Transcribe the data that follows precisely, omitting nothing.

--- Start of Recorded information ---

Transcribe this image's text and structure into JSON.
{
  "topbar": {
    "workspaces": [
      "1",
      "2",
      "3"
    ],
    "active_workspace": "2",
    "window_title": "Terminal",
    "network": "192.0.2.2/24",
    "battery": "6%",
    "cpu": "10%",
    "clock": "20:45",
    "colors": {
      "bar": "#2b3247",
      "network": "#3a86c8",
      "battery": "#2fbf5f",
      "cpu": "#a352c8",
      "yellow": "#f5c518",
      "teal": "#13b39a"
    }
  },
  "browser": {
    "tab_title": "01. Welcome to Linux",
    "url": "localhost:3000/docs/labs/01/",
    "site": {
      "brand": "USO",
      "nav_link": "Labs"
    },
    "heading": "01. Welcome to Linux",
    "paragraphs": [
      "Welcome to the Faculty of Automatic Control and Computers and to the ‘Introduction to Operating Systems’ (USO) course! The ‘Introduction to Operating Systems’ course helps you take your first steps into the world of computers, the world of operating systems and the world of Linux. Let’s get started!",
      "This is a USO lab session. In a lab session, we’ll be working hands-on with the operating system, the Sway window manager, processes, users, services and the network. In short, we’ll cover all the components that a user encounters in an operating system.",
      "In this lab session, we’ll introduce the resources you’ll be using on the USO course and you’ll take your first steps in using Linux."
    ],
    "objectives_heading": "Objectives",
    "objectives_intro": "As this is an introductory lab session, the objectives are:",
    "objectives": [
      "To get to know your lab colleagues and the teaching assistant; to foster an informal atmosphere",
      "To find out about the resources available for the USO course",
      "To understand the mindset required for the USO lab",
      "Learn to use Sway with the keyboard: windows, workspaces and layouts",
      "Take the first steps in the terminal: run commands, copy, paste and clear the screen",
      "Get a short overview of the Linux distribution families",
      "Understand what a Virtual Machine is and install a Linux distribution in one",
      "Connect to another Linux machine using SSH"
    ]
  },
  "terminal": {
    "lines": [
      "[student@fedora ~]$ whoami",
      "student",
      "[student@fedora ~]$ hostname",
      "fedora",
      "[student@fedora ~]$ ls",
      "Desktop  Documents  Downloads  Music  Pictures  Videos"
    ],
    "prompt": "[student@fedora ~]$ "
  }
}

--- End of Recorded information ---

→ **Task result**:
Transcribe this image's text and structure into JSON.
{
  "topbar": {
    "workspaces": [
      "1",
      "2",
      "3"
    ],
    "active_workspace": "2",
    "window_title": "Terminal",
    "network": "192.0.2.2/24",
    "battery": "6%",
    "cpu": "10%",
    "clock": "20:45",
    "colors": {
      "bar": "#2b3247",
      "network": "#3a86c8",
      "battery": "#2fbf5f",
      "cpu": "#a352c8",
      "yellow": "#f5c518",
      "teal": "#13b39a"
    }
  },
  "browser": {
    "tab_title": "01. Welcome to Linux",
    "url": "localhost:3000/docs/labs/01/",
    "site": {
      "brand": "USO",
      "nav_link": "Labs"
    },
    "heading": "01. Welcome to Linux",
    "paragraphs": [
      "Welcome to the Faculty of Automatic Control and Computers and to the ‘Introduction to Operating Systems’ (USO) course! The ‘Introduction to Operating Systems’ course helps you take your first steps into the world of computers, the world of operating systems and the world of Linux. Let’s get started!",
      "This is a USO lab session. In a lab session, we’ll be working hands-on with the operating system, the Sway window manager, processes, users, services and the network. In short, we’ll cover all the components that a user encounters in an operating system.",
      "In this lab session, we’ll introduce the resources you’ll be using on the USO course and you’ll take your first steps in using Linux."
    ],
    "objectives_heading": "Objectives",
    "objectives_intro": "As this is an introductory lab session, the objectives are:",
    "objectives": [
      "To get to know your lab colleagues and the teaching assistant; to foster an informal atmosphere",
      "To find out about the resources available for the USO course",
      "To understand the mindset required for the USO lab",
      "Learn to use Sway with the keyboard: windows, workspaces and layouts",
      "Take the first steps in the terminal: run commands, copy, paste and clear the screen",
      "Get a short overview of the Linux distribution families",
      "Understand what a Virtual Machine is and install a Linux distribution in one",
      "Connect to another Linux machine using SSH"
    ]
  },
  "terminal": {
    "lines": [
      "[student@fedora ~]$ whoami",
      "student",
      "[student@fedora ~]$ hostname",
      "fedora",
      "[student@fedora ~]$ ls",
      "Desktop  Documents  Downloads  Music  Pictures  Videos"
    ],
    "prompt": "[student@fedora ~]$ "
  }
}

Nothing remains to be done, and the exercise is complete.